**AIM OF THE EXERCISE**
Transcribe each line exactly.

**DATASET CONTENT**
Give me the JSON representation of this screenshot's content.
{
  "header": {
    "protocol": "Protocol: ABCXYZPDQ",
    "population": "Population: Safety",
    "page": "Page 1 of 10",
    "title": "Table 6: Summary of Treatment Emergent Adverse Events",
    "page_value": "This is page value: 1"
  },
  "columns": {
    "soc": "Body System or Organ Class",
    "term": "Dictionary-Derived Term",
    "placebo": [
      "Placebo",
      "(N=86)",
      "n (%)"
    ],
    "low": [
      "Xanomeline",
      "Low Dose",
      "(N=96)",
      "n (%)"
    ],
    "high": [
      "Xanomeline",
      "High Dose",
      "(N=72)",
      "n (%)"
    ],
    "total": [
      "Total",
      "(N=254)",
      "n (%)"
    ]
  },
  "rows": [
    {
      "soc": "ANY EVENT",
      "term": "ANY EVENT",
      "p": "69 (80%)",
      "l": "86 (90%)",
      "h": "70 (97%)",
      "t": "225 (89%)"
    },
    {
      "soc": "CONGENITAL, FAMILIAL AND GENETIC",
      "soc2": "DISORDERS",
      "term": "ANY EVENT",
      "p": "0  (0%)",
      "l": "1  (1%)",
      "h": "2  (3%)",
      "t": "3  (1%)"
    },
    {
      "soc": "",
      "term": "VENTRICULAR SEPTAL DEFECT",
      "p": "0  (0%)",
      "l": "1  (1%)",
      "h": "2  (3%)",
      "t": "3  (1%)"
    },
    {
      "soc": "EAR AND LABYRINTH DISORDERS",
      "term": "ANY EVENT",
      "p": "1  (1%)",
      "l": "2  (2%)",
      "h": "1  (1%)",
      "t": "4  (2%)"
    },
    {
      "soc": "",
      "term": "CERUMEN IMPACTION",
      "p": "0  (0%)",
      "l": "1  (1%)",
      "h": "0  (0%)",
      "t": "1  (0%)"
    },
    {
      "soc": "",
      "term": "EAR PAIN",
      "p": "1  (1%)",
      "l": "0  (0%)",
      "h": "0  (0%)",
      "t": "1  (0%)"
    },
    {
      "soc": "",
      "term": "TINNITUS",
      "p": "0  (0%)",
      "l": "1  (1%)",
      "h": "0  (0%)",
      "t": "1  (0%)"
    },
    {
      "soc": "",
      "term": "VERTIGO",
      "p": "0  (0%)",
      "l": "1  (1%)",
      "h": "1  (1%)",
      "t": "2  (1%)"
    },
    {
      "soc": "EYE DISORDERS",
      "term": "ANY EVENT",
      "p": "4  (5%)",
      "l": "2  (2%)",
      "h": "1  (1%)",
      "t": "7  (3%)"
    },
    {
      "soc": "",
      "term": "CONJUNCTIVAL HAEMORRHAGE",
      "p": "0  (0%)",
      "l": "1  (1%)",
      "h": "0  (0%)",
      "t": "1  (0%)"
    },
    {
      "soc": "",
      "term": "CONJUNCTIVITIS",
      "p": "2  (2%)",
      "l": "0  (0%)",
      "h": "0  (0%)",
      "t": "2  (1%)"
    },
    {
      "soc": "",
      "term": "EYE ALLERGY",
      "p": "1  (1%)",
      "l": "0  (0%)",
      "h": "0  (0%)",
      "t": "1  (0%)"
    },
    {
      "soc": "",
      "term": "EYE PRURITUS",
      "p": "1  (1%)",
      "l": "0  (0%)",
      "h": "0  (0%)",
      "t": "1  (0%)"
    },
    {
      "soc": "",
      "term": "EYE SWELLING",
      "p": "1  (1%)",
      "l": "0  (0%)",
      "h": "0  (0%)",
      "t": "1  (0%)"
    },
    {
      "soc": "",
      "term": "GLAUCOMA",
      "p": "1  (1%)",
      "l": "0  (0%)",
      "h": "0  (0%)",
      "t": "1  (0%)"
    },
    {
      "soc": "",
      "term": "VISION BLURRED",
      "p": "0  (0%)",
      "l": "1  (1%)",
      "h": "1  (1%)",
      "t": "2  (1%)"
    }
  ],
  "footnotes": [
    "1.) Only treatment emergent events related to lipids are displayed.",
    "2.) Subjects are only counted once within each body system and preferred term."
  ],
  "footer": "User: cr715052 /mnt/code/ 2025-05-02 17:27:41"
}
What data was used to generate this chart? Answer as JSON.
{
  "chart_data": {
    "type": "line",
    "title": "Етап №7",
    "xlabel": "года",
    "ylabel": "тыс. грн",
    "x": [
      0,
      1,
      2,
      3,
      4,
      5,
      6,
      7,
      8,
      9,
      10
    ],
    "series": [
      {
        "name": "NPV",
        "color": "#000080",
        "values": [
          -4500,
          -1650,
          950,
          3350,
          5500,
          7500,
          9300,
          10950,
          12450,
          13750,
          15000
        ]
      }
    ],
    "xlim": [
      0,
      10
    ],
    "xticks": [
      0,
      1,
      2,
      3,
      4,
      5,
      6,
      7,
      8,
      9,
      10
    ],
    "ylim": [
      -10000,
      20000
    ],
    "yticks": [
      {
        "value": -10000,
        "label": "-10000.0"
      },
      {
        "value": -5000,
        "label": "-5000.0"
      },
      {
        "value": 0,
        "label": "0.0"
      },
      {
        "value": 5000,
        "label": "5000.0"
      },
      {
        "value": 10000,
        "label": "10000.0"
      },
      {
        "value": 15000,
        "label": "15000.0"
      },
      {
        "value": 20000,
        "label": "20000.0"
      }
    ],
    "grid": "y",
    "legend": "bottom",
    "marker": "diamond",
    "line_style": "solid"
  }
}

**TASK RESPONSE**
Give me the JSON representation of this screenshot's content.
{
  "header": {
    "protocol": "Protocol: ABCXYZPDQ",
    "population": "Population: Safety",
    "page": "Page 1 of 10",
    "title": "Table 6: Summary of Treatment Emergent Adverse Events",
    "page_value": "This is page value: 1"
  },
  "columns": {
    "soc": "Body System or Organ Class",
    "term": "Dictionary-Derived Term",
    "placebo": [
      "Placebo",
      "(N=86)",
      "n (%)"
    ],
    "low": [
      "Xanomeline",
      "Low Dose",
      "(N=96)",
      "n (%)"
    ],
    "high": [
      "Xanomeline",
      "High Dose",
      "(N=72)",
      "n (%)"
    ],
    "total": [
      "Total",
      "(N=254)",
      "n (%)"
    ]
  },
  "rows": [
    {
      "soc": "ANY EVENT",
      "term": "ANY EVENT",
      "p": "69 (80%)",
      "l": "86 (90%)",
      "h": "70 (97%)",
      "t": "225 (89%)"
    },
    {
      "soc": "CONGENITAL, FAMILIAL AND GENETIC",
      "soc2": "DISORDERS",
      "term": "ANY EVENT",
      "p": "0  (0%)",
      "l": "1  (1%)",
      "h": "2  (3%)",
      "t": "3  (1%)"
    },
    {
      "soc": "",
      "term": "VENTRICULAR SEPTAL DEFECT",
      "p": "0  (0%)",
      "l": "1  (1%)",
      "h": "2  (3%)",
      "t": "3  (1%)"
    },
    {
      "soc": "EAR AND LABYRINTH DISORDERS",
      "term": "ANY EVENT",
      "p": "1  (1%)",
      "l": "2  (2%)",
      "h": "1  (1%)",
      "t": "4  (2%)"
    },
    {
      "soc": "",
      "term": "CERUMEN IMPACTION",
      "p": "0  (0%)",
      "l": "1  (1%)",
      "h": "0  (0%)",
      "t": "1  (0%)"
    },
    {
      "soc": "",
      "term": "EAR PAIN",
      "p": "1  (1%)",
      "l": "0  (0%)",
      "h": "0  (0%)",
      "t": "1  (0%)"
    },
    {
      "soc": "",
      "term": "TINNITUS",
      "p": "0  (0%)",
      "l": "1  (1%)",
      "h": "0  (0%)",
      "t": "1  (0%)"
    },
    {
      "soc": "",
      "term": "VERTIGO",
      "p": "0  (0%)",
      "l": "1  (1%)",
      "h": "1  (1%)",
      "t": "2  (1%)"
    },
    {
      "soc": "EYE DISORDERS",
      "term": "ANY EVENT",
      "p": "4  (5%)",
      "l": "2  (2%)",
      "h": "1  (1%)",
      "t": "7  (3%)"
    },
    {
      "soc": "",
      "term": "CONJUNCTIVAL HAEMORRHAGE",
      "p": "0  (0%)",
      "l": "1  (1%)",
      "h": "0  (0%)",
      "t": "1  (0%)"
    },
    {
      "soc": "",
      "term": "CONJUNCTIVITIS",
      "p": "2  (2%)",
      "l": "0  (0%)",
      "h": "0  (0%)",
      "t": "2  (1%)"
    },
    {
      "soc": "",
      "term": "EYE ALLERGY",
      "p": "1  (1%)",
      "l": "0  (0%)",
      "h": "0  (0%)",
      "t": "1  (0%)"
    },
    {
      "soc": "",
      "term": "EYE PRURITUS",
      "p": "1  (1%)",
      "l": "0  (0%)",
      "h": "0  (0%)",
      "t": "1  (0%)"
    },
    {
      "soc": "",
      "term": "EYE SWELLING",
      "p": "1  (1%)",
      "l": "0  (0%)",
      "h": "0  (0%)",
      "t": "1  (0%)"
    },
    {
      "soc": "",
      "term": "GLAUCOMA",
      "p": "1  (1%)",
      "l": "0  (0%)",
      "h": "0  (0%)",
      "t": "1  (0%)"
    },
    {
      "soc": "",
      "term": "VISION BLURRED",
      "p": "0  (0%)",
      "l": "1  (1%)",
      "h": "1  (1%)",
      "t": "2  (1%)"
    }
  ],
  "footnotes": [
    "1.) Only treatment emergent events related to lipids are displayed.",
    "2.) Subjects are only counted once within each body system and preferred term."
  ],
  "footer": "User: cr715052 /mnt/code/ 2025-05-02 17:27:41"
}
What data was used to generate this chart? Answer as JSON.
{
  "chart_data": {
    "type": "line",
    "title": "Етап №7",
    "xlabel": "года",
    "ylabel": "тыс. грн",
    "x": [
      0,
      1,
      2,
      3,
      4,
      5,
      6,
      7,
      8,
      9,
      10
    ],
    "series": [
      {
        "name": "NPV",
        "color": "#000080",
        "values": [
          -4500,
          -1650,
          950,
          3350,
          5500,
          7500,
          9300,
          10950,
          12450,
          13750,
          15000
        ]
      }
    ],
    "xlim": [
      0,
      10
    ],
    "xticks": [
      0,
      1,
      2,
      3,
      4,
      5,
      6,
      7,
      8,
      9,
      10
    ],
    "ylim": [
      -10000,
      20000
    ],
    "yticks": [
      {
        "value": -10000,
        "label": "-10000.0"
      },
      {
        "value": -5000,
        "label": "-5000.0"
      },
      {
        "value": 0,
        "label": "0.0"
      },
      {
        "value": 5000,
        "label": "5000.0"
      },
      {
        "value": 10000,
        "label": "10000.0"
      },
      {
        "value": 15000,
        "label": "15000.0"
      },
      {
        "value": 20000,
        "label": "20000.0"
      }
    ],
    "grid": "y",
    "legend": "bottom",
    "marker": "diamond",
    "line_style": "solid"
  }
}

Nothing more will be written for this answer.